-- Begin Records for the task --
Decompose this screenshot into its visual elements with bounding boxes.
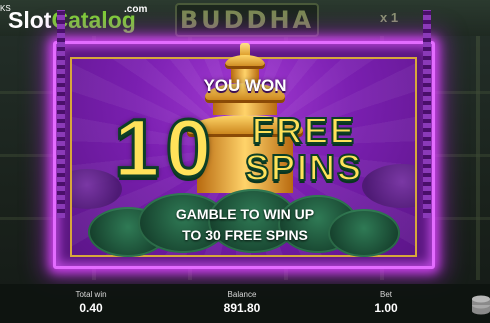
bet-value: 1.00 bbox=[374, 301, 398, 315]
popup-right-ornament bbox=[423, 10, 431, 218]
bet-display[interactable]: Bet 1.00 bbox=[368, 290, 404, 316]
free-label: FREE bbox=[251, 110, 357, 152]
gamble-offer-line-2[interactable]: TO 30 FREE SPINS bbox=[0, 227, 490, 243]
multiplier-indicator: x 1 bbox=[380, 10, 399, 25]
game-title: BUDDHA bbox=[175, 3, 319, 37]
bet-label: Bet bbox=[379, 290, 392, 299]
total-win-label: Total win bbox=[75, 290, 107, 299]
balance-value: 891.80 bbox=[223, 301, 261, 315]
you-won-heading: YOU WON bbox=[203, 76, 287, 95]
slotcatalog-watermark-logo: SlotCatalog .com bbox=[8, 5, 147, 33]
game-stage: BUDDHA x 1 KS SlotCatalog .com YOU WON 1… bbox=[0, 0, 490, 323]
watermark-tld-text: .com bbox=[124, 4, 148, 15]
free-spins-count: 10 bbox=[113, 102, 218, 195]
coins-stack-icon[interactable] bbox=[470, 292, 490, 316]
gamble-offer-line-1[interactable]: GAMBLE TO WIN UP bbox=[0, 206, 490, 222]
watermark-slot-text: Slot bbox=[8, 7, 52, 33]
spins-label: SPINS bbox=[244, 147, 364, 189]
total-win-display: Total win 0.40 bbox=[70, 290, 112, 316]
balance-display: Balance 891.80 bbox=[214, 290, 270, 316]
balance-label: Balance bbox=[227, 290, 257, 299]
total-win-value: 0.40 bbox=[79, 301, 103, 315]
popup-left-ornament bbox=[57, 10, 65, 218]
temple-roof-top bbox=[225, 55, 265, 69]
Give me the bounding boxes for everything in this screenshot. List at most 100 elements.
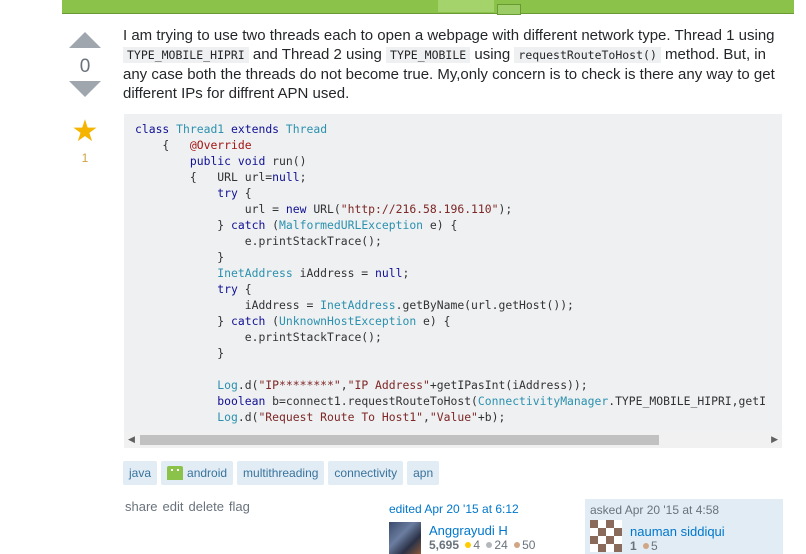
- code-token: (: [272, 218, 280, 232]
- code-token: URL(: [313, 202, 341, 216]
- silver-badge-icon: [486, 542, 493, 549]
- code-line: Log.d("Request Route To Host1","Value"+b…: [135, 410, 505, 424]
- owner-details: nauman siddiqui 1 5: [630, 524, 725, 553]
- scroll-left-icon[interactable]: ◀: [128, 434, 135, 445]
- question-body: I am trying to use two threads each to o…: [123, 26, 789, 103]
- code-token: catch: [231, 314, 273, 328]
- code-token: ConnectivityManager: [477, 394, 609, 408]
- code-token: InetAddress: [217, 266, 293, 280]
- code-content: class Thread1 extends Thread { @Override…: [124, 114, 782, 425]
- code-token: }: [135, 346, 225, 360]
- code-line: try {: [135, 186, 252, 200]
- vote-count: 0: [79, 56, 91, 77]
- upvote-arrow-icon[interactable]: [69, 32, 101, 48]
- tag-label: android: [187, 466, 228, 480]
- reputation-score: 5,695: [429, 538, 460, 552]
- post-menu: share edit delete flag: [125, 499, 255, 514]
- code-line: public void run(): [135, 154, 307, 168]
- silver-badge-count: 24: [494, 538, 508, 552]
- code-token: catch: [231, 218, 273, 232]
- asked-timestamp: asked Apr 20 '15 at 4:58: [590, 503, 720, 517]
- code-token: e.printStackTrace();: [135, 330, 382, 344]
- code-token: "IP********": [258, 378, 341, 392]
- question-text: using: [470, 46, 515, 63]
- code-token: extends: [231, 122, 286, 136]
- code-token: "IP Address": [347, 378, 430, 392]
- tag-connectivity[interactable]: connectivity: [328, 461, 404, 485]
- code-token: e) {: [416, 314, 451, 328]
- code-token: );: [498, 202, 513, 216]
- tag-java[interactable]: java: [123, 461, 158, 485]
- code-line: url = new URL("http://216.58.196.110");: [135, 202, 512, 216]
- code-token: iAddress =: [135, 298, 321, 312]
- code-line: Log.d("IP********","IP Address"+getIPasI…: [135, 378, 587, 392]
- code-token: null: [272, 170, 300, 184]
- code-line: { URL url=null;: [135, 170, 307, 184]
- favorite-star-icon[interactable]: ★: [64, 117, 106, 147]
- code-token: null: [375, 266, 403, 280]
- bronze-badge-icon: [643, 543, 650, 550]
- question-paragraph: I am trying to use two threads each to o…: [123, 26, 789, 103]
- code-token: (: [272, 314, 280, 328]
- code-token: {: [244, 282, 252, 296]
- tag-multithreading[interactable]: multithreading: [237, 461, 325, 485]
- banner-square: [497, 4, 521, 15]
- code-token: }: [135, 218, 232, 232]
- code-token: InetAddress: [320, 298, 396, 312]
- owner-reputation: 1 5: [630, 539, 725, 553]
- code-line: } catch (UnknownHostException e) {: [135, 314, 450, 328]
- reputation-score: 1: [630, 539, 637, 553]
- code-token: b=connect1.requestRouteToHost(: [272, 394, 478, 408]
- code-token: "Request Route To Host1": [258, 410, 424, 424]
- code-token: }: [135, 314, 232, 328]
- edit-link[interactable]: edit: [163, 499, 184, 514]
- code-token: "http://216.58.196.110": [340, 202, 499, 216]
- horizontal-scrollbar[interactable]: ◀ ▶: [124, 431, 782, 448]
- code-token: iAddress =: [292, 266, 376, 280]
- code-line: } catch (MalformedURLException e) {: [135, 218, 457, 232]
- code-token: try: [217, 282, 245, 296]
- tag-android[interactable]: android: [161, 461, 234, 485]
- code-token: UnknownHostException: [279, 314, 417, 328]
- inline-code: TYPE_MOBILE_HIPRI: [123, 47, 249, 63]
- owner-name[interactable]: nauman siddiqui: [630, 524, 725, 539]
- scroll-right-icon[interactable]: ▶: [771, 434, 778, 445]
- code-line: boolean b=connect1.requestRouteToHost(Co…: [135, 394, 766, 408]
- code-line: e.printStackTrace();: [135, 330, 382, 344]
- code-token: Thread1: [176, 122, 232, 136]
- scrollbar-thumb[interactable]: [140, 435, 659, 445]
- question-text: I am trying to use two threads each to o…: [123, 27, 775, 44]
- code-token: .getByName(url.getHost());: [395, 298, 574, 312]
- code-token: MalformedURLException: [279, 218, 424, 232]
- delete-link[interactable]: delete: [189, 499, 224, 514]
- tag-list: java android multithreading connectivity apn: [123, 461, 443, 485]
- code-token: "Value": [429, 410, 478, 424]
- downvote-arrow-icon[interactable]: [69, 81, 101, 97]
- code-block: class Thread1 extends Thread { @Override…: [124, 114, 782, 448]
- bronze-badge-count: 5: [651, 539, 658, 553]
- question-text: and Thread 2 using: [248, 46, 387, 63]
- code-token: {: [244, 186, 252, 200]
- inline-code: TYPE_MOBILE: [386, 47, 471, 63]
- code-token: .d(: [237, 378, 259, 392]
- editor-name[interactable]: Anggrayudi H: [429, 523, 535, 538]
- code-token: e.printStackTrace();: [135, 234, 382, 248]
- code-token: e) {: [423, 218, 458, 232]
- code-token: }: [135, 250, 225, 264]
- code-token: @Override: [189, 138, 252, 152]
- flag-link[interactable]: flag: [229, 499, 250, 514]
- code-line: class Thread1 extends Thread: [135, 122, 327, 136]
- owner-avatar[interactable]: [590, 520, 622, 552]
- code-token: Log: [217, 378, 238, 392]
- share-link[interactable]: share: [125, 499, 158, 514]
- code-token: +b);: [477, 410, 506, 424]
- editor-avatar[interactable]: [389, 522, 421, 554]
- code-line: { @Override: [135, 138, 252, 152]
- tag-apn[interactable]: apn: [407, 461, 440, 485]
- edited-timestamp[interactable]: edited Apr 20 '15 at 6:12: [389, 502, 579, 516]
-- End Records for the task --
## Task to carry out
Copy out every line of the listing above verbatim, omitting the pictures.

## Output of the exercise
Decompose this screenshot into its visual elements with bounding boxes.
bet-value: 1.00 bbox=[374, 301, 398, 315]
popup-right-ornament bbox=[423, 10, 431, 218]
bet-display[interactable]: Bet 1.00 bbox=[368, 290, 404, 316]
free-label: FREE bbox=[251, 110, 357, 152]
gamble-offer-line-2[interactable]: TO 30 FREE SPINS bbox=[0, 227, 490, 243]
multiplier-indicator: x 1 bbox=[380, 10, 399, 25]
game-title: BUDDHA bbox=[175, 3, 319, 37]
bet-label: Bet bbox=[379, 290, 392, 299]
total-win-label: Total win bbox=[75, 290, 107, 299]
balance-value: 891.80 bbox=[223, 301, 261, 315]
you-won-heading: YOU WON bbox=[203, 76, 287, 95]
slotcatalog-watermark-logo: SlotCatalog .com bbox=[8, 5, 147, 33]
game-stage: BUDDHA x 1 KS SlotCatalog .com YOU WON 1… bbox=[0, 0, 490, 323]
watermark-tld-text: .com bbox=[124, 4, 148, 15]
free-spins-count: 10 bbox=[113, 102, 218, 195]
coins-stack-icon[interactable] bbox=[470, 292, 490, 316]
gamble-offer-line-1[interactable]: GAMBLE TO WIN UP bbox=[0, 206, 490, 222]
watermark-slot-text: Slot bbox=[8, 7, 52, 33]
spins-label: SPINS bbox=[244, 147, 364, 189]
total-win-display: Total win 0.40 bbox=[70, 290, 112, 316]
balance-display: Balance 891.80 bbox=[214, 290, 270, 316]
balance-label: Balance bbox=[227, 290, 257, 299]
total-win-value: 0.40 bbox=[79, 301, 103, 315]
popup-left-ornament bbox=[57, 10, 65, 218]
temple-roof-top bbox=[225, 55, 265, 69]
Give me the bounding boxes for everything in this screenshot. List at most 100 elements.
- code-token: (: [272, 218, 280, 232]
- code-token: URL(: [313, 202, 341, 216]
- silver-badge-icon: [486, 542, 493, 549]
- code-line: Log.d("Request Route To Host1","Value"+b…: [135, 410, 505, 424]
- owner-details: nauman siddiqui 1 5: [630, 524, 725, 553]
- scroll-left-icon[interactable]: ◀: [128, 434, 135, 445]
- question-body: I am trying to use two threads each to o…: [123, 26, 789, 103]
- code-token: catch: [231, 314, 273, 328]
- code-token: ConnectivityManager: [477, 394, 609, 408]
- code-token: InetAddress: [217, 266, 293, 280]
- code-content: class Thread1 extends Thread { @Override…: [124, 114, 782, 425]
- code-token: }: [135, 346, 225, 360]
- code-line: try {: [135, 186, 252, 200]
- vote-count: 0: [79, 56, 91, 77]
- upvote-arrow-icon[interactable]: [69, 32, 101, 48]
- tag-label: android: [187, 466, 228, 480]
- reputation-score: 5,695: [429, 538, 460, 552]
- post-menu: share edit delete flag: [125, 499, 255, 514]
- code-line: public void run(): [135, 154, 307, 168]
- silver-badge-count: 24: [494, 538, 508, 552]
- code-token: catch: [231, 218, 273, 232]
- asked-timestamp: asked Apr 20 '15 at 4:58: [590, 503, 720, 517]
- code-token: e.printStackTrace();: [135, 330, 382, 344]
- code-token: "IP********": [258, 378, 341, 392]
- question-text: using: [470, 46, 515, 63]
- code-token: extends: [231, 122, 286, 136]
- code-token: "IP Address": [347, 378, 430, 392]
- tag-connectivity[interactable]: connectivity: [328, 461, 404, 485]
- code-token: e) {: [416, 314, 451, 328]
- code-token: );: [498, 202, 513, 216]
- tag-java[interactable]: java: [123, 461, 158, 485]
- code-line: url = new URL("http://216.58.196.110");: [135, 202, 512, 216]
- code-token: iAddress =: [135, 298, 321, 312]
- code-line: Log.d("IP********","IP Address"+getIPasI…: [135, 378, 587, 392]
- code-token: null: [272, 170, 300, 184]
- code-line: { URL url=null;: [135, 170, 307, 184]
- favorite-star-icon[interactable]: ★: [64, 117, 106, 147]
- code-token: null: [375, 266, 403, 280]
- bronze-badge-icon: [643, 543, 650, 550]
- question-paragraph: I am trying to use two threads each to o…: [123, 26, 789, 103]
- code-token: (: [272, 314, 280, 328]
- code-token: {: [244, 282, 252, 296]
- tag-multithreading[interactable]: multithreading: [237, 461, 325, 485]
- banner-square: [497, 4, 521, 15]
- code-token: }: [135, 218, 232, 232]
- code-token: InetAddress: [320, 298, 396, 312]
- owner-reputation: 1 5: [630, 539, 725, 553]
- code-line: } catch (UnknownHostException e) {: [135, 314, 450, 328]
- reputation-score: 1: [630, 539, 637, 553]
- code-token: b=connect1.requestRouteToHost(: [272, 394, 478, 408]
- code-token: "Request Route To Host1": [258, 410, 424, 424]
- code-token: }: [135, 314, 232, 328]
- edit-link[interactable]: edit: [163, 499, 184, 514]
- code-token: "http://216.58.196.110": [340, 202, 499, 216]
- horizontal-scrollbar[interactable]: ◀ ▶: [124, 431, 782, 448]
- code-token: iAddress =: [292, 266, 376, 280]
- code-line: } catch (MalformedURLException e) {: [135, 218, 457, 232]
- code-token: try: [217, 282, 245, 296]
- tag-android[interactable]: android: [161, 461, 234, 485]
- code-token: UnknownHostException: [279, 314, 417, 328]
- inline-code: TYPE_MOBILE_HIPRI: [123, 47, 249, 63]
- owner-name[interactable]: nauman siddiqui: [630, 524, 725, 539]
- scroll-right-icon[interactable]: ▶: [771, 434, 778, 445]
- code-line: boolean b=connect1.requestRouteToHost(Co…: [135, 394, 766, 408]
- code-line: e.printStackTrace();: [135, 330, 382, 344]
- code-token: Thread1: [176, 122, 232, 136]
- scrollbar-thumb[interactable]: [140, 435, 659, 445]
- question-text: I am trying to use two threads each to o…: [123, 27, 775, 44]
- code-token: .getByName(url.getHost());: [395, 298, 574, 312]
- code-token: MalformedURLException: [279, 218, 424, 232]
- delete-link[interactable]: delete: [189, 499, 224, 514]
- tag-list: java android multithreading connectivity apn: [123, 461, 443, 485]
- code-token: "Value": [429, 410, 478, 424]
- downvote-arrow-icon[interactable]: [69, 81, 101, 97]
- code-block: class Thread1 extends Thread { @Override…: [124, 114, 782, 448]
- bronze-badge-count: 5: [651, 539, 658, 553]
- question-text: and Thread 2 using: [248, 46, 387, 63]
- code-token: {: [244, 186, 252, 200]
- inline-code: TYPE_MOBILE: [386, 47, 471, 63]
- code-token: .d(: [237, 378, 259, 392]
- editor-name[interactable]: Anggrayudi H: [429, 523, 535, 538]
- code-token: e.printStackTrace();: [135, 234, 382, 248]
- code-token: e) {: [423, 218, 458, 232]
- code-token: }: [135, 250, 225, 264]
- code-token: @Override: [189, 138, 252, 152]
- flag-link[interactable]: flag: [229, 499, 250, 514]
- code-line: class Thread1 extends Thread: [135, 122, 327, 136]
- owner-avatar[interactable]: [590, 520, 622, 552]
- code-token: Log: [217, 378, 238, 392]
- share-link[interactable]: share: [125, 499, 158, 514]
- code-token: +b);: [477, 410, 506, 424]
- editor-avatar[interactable]: [389, 522, 421, 554]
- code-line: { @Override: [135, 138, 252, 152]
- tag-apn[interactable]: apn: [407, 461, 440, 485]
- edited-timestamp[interactable]: edited Apr 20 '15 at 6:12: [389, 502, 579, 516]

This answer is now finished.